**EXERCISE AIM**: Make an exact copy of all the data.
— begin PROVIDED MATERIAL —
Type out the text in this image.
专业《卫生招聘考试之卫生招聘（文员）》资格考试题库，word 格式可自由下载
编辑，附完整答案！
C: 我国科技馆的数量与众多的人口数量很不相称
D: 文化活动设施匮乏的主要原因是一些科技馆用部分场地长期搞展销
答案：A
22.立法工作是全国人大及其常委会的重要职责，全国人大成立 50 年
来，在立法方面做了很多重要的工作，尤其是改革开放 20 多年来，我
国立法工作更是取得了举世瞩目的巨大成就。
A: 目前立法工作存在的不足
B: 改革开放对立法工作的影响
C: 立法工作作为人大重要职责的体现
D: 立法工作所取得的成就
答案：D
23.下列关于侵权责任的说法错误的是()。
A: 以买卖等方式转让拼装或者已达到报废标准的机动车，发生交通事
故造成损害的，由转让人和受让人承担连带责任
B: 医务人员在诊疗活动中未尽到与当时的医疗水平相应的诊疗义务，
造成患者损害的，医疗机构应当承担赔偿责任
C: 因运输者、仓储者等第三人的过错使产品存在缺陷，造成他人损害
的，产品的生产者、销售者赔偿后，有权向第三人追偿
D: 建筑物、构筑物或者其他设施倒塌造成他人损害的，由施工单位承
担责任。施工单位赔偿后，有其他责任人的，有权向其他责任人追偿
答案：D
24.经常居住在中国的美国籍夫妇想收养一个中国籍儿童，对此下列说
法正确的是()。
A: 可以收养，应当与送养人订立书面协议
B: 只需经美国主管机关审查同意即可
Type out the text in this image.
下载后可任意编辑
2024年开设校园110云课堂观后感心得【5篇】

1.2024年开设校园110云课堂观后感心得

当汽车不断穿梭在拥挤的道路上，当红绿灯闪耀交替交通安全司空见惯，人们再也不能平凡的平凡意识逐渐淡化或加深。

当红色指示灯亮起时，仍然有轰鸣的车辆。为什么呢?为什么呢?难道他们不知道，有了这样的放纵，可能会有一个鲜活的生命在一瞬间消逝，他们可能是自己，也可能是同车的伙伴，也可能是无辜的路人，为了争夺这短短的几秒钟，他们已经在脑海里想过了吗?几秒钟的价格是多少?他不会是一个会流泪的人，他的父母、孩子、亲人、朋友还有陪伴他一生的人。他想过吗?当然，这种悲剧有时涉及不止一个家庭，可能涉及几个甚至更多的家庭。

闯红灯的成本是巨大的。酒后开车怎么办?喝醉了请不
— end PROVIDED MATERIAL —
**EXERCISE SOLUTION**:
Type out the text in this image.
专业《卫生招聘考试之卫生招聘（文员）》资格考试题库，word 格式可自由下载
编辑，附完整答案！
C: 我国科技馆的数量与众多的人口数量很不相称
D: 文化活动设施匮乏的主要原因是一些科技馆用部分场地长期搞展销
答案：A
22.立法工作是全国人大及其常委会的重要职责，全国人大成立 50 年
来，在立法方面做了很多重要的工作，尤其是改革开放 20 多年来，我
国立法工作更是取得了举世瞩目的巨大成就。
A: 目前立法工作存在的不足
B: 改革开放对立法工作的影响
C: 立法工作作为人大重要职责的体现
D: 立法工作所取得的成就
答案：D
23.下列关于侵权责任的说法错误的是()。
A: 以买卖等方式转让拼装或者已达到报废标准的机动车，发生交通事
故造成损害的，由转让人和受让人承担连带责任
B: 医务人员在诊疗活动中未尽到与当时的医疗水平相应的诊疗义务，
造成患者损害的，医疗机构应当承担赔偿责任
C: 因运输者、仓储者等第三人的过错使产品存在缺陷，造成他人损害
的，产品的生产者、销售者赔偿后，有权向第三人追偿
D: 建筑物、构筑物或者其他设施倒塌造成他人损害的，由施工单位承
担责任。施工单位赔偿后，有其他责任人的，有权向其他责任人追偿
答案：D
24.经常居住在中国的美国籍夫妇想收养一个中国籍儿童，对此下列说
法正确的是()。
A: 可以收养，应当与送养人订立书面协议
B: 只需经美国主管机关审查同意即可
Type out the text in this image.
下载后可任意编辑
2024年开设校园110云课堂观后感心得【5篇】

1.2024年开设校园110云课堂观后感心得

当汽车不断穿梭在拥挤的道路上，当红绿灯闪耀交替交通安全司空见惯，人们再也不能平凡的平凡意识逐渐淡化或加深。

当红色指示灯亮起时，仍然有轰鸣的车辆。为什么呢?为什么呢?难道他们不知道，有了这样的放纵，可能会有一个鲜活的生命在一瞬间消逝，他们可能是自己，也可能是同车的伙伴，也可能是无辜的路人，为了争夺这短短的几秒钟，他们已经在脑海里想过了吗?几秒钟的价格是多少?他不会是一个会流泪的人，他的父母、孩子、亲人、朋友还有陪伴他一生的人。他想过吗?当然，这种悲剧有时涉及不止一个家庭，可能涉及几个甚至更多的家庭。

闯红灯的成本是巨大的。酒后开车怎么办?喝醉了请不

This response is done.